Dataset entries
========================================================================

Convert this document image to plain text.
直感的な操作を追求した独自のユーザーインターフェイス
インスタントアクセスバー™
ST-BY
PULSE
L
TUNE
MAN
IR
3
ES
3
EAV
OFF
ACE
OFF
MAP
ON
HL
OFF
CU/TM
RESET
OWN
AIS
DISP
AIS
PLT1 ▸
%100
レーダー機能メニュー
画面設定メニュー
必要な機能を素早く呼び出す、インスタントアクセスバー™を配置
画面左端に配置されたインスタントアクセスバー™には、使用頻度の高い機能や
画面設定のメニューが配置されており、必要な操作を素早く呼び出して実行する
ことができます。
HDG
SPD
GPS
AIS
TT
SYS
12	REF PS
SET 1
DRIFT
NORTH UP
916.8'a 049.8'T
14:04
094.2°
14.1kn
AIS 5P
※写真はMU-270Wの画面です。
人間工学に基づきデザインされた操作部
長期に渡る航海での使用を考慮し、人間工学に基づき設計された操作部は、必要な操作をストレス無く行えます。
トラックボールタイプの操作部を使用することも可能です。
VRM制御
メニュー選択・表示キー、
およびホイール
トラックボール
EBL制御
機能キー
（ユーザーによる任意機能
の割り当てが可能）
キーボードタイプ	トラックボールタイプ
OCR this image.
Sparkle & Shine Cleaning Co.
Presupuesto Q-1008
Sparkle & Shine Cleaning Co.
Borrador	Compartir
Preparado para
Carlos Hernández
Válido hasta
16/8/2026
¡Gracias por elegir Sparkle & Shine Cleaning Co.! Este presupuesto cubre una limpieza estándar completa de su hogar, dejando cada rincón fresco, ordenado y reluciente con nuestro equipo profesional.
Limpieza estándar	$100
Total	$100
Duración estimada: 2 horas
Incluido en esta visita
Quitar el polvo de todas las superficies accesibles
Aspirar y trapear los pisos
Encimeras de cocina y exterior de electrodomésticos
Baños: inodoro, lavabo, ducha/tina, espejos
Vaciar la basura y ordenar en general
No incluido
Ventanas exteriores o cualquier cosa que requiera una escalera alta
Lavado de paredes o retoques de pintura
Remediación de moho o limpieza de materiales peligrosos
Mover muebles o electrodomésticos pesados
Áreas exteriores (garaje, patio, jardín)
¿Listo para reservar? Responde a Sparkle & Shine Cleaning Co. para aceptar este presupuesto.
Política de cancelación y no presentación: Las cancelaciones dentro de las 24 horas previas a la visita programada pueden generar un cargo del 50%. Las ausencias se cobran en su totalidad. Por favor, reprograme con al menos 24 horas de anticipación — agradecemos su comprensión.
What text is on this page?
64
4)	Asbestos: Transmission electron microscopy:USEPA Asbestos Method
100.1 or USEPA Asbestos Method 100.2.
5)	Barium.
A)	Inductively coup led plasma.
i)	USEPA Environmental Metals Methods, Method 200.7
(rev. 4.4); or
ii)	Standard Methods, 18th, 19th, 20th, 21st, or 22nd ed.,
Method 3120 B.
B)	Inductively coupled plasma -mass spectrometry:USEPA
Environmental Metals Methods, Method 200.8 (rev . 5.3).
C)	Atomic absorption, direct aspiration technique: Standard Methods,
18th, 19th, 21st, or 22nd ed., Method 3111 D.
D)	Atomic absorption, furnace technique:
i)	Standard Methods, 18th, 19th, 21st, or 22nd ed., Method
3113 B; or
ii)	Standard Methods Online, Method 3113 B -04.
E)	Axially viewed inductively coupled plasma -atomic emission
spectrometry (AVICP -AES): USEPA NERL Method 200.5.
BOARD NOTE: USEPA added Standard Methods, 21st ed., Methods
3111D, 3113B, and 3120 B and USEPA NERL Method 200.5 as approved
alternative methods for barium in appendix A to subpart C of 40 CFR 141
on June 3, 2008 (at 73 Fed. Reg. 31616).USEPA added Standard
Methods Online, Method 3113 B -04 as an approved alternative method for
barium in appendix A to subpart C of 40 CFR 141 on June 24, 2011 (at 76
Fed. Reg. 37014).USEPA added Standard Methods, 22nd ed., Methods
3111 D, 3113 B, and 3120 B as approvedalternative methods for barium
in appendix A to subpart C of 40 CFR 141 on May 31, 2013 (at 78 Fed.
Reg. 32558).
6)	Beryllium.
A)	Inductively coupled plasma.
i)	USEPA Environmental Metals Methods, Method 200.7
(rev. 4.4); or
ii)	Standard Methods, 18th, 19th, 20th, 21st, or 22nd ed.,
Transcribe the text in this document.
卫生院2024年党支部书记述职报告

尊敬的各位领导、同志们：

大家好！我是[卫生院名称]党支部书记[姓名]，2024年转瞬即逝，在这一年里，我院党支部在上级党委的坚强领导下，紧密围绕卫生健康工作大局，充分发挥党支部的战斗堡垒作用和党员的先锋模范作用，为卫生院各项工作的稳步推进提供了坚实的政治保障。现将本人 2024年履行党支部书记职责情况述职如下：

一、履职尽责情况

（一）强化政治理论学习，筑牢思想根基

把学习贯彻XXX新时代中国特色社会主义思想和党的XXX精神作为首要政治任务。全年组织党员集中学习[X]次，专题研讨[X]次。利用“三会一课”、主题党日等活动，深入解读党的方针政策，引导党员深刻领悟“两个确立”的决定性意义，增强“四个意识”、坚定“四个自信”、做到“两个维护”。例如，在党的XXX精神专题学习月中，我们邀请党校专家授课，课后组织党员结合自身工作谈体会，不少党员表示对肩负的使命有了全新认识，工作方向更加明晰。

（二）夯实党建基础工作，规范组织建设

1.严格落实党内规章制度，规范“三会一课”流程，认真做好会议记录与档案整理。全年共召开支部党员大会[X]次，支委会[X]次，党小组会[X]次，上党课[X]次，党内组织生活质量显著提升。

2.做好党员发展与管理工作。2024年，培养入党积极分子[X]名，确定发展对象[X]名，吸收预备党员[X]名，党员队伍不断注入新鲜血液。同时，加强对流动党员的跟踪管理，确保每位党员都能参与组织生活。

========================================================================

Set task: Write out the records above again, keeping each one identical to the original.

Output below:
Convert this document image to plain text.
直感的な操作を追求した独自のユーザーインターフェイス
インスタントアクセスバー™
ST-BY
PULSE
L
TUNE
MAN
IR
3
ES
3
EAV
OFF
ACE
OFF
MAP
ON
HL
OFF
CU/TM
RESET
OWN
AIS
DISP
AIS
PLT1 ▸
%100
レーダー機能メニュー
画面設定メニュー
必要な機能を素早く呼び出す、インスタントアクセスバー™を配置
画面左端に配置されたインスタントアクセスバー™には、使用頻度の高い機能や
画面設定のメニューが配置されており、必要な操作を素早く呼び出して実行する
ことができます。
HDG
SPD
GPS
AIS
TT
SYS
12	REF PS
SET 1
DRIFT
NORTH UP
916.8'a 049.8'T
14:04
094.2°
14.1kn
AIS 5P
※写真はMU-270Wの画面です。
人間工学に基づきデザインされた操作部
長期に渡る航海での使用を考慮し、人間工学に基づき設計された操作部は、必要な操作をストレス無く行えます。
トラックボールタイプの操作部を使用することも可能です。
VRM制御
メニュー選択・表示キー、
およびホイール
トラックボール
EBL制御
機能キー
（ユーザーによる任意機能
の割り当てが可能）
キーボードタイプ	トラックボールタイプ
OCR this image.
Sparkle & Shine Cleaning Co.
Presupuesto Q-1008
Sparkle & Shine Cleaning Co.
Borrador	Compartir
Preparado para
Carlos Hernández
Válido hasta
16/8/2026
¡Gracias por elegir Sparkle & Shine Cleaning Co.! Este presupuesto cubre una limpieza estándar completa de su hogar, dejando cada rincón fresco, ordenado y reluciente con nuestro equipo profesional.
Limpieza estándar	$100
Total	$100
Duración estimada: 2 horas
Incluido en esta visita
Quitar el polvo de todas las superficies accesibles
Aspirar y trapear los pisos
Encimeras de cocina y exterior de electrodomésticos
Baños: inodoro, lavabo, ducha/tina, espejos
Vaciar la basura y ordenar en general
No incluido
Ventanas exteriores o cualquier cosa que requiera una escalera alta
Lavado de paredes o retoques de pintura
Remediación de moho o limpieza de materiales peligrosos
Mover muebles o electrodomésticos pesados
Áreas exteriores (garaje, patio, jardín)
¿Listo para reservar? Responde a Sparkle & Shine Cleaning Co. para aceptar este presupuesto.
Política de cancelación y no presentación: Las cancelaciones dentro de las 24 horas previas a la visita programada pueden generar un cargo del 50%. Las ausencias se cobran en su totalidad. Por favor, reprograme con al menos 24 horas de anticipación — agradecemos su comprensión.
What text is on this page?
64
4)	Asbestos: Transmission electron microscopy:USEPA Asbestos Method
100.1 or USEPA Asbestos Method 100.2.
5)	Barium.
A)	Inductively coup led plasma.
i)	USEPA Environmental Metals Methods, Method 200.7
(rev. 4.4); or
ii)	Standard Methods, 18th, 19th, 20th, 21st, or 22nd ed.,
Method 3120 B.
B)	Inductively coupled plasma -mass spectrometry:USEPA
Environmental Metals Methods, Method 200.8 (rev . 5.3).
C)	Atomic absorption, direct aspiration technique: Standard Methods,
18th, 19th, 21st, or 22nd ed., Method 3111 D.
D)	Atomic absorption, furnace technique:
i)	Standard Methods, 18th, 19th, 21st, or 22nd ed., Method
3113 B; or
ii)	Standard Methods Online, Method 3113 B -04.
E)	Axially viewed inductively coupled plasma -atomic emission
spectrometry (AVICP -AES): USEPA NERL Method 200.5.
BOARD NOTE: USEPA added Standard Methods, 21st ed., Methods
3111D, 3113B, and 3120 B and USEPA NERL Method 200.5 as approved
alternative methods for barium in appendix A to subpart C of 40 CFR 141
on June 3, 2008 (at 73 Fed. Reg. 31616).USEPA added Standard
Methods Online, Method 3113 B -04 as an approved alternative method for
barium in appendix A to subpart C of 40 CFR 141 on June 24, 2011 (at 76
Fed. Reg. 37014).USEPA added Standard Methods, 22nd ed., Methods
3111 D, 3113 B, and 3120 B as approvedalternative methods for barium
in appendix A to subpart C of 40 CFR 141 on May 31, 2013 (at 78 Fed.
Reg. 32558).
6)	Beryllium.
A)	Inductively coupled plasma.
i)	USEPA Environmental Metals Methods, Method 200.7
(rev. 4.4); or
ii)	Standard Methods, 18th, 19th, 20th, 21st, or 22nd ed.,
Transcribe the text in this document.
卫生院2024年党支部书记述职报告

尊敬的各位领导、同志们：

大家好！我是[卫生院名称]党支部书记[姓名]，2024年转瞬即逝，在这一年里，我院党支部在上级党委的坚强领导下，紧密围绕卫生健康工作大局，充分发挥党支部的战斗堡垒作用和党员的先锋模范作用，为卫生院各项工作的稳步推进提供了坚实的政治保障。现将本人 2024年履行党支部书记职责情况述职如下：

一、履职尽责情况

（一）强化政治理论学习，筑牢思想根基

把学习贯彻XXX新时代中国特色社会主义思想和党的XXX精神作为首要政治任务。全年组织党员集中学习[X]次，专题研讨[X]次。利用“三会一课”、主题党日等活动，深入解读党的方针政策，引导党员深刻领悟“两个确立”的决定性意义，增强“四个意识”、坚定“四个自信”、做到“两个维护”。例如，在党的XXX精神专题学习月中，我们邀请党校专家授课，课后组织党员结合自身工作谈体会，不少党员表示对肩负的使命有了全新认识，工作方向更加明晰。

（二）夯实党建基础工作，规范组织建设

1.严格落实党内规章制度，规范“三会一课”流程，认真做好会议记录与档案整理。全年共召开支部党员大会[X]次，支委会[X]次，党小组会[X]次，上党课[X]次，党内组织生活质量显著提升。

2.做好党员发展与管理工作。2024年，培养入党积极分子[X]名，确定发展对象[X]名，吸收预备党员[X]名，党员队伍不断注入新鲜血液。同时，加强对流动党员的跟踪管理，确保每位党员都能参与组织生活。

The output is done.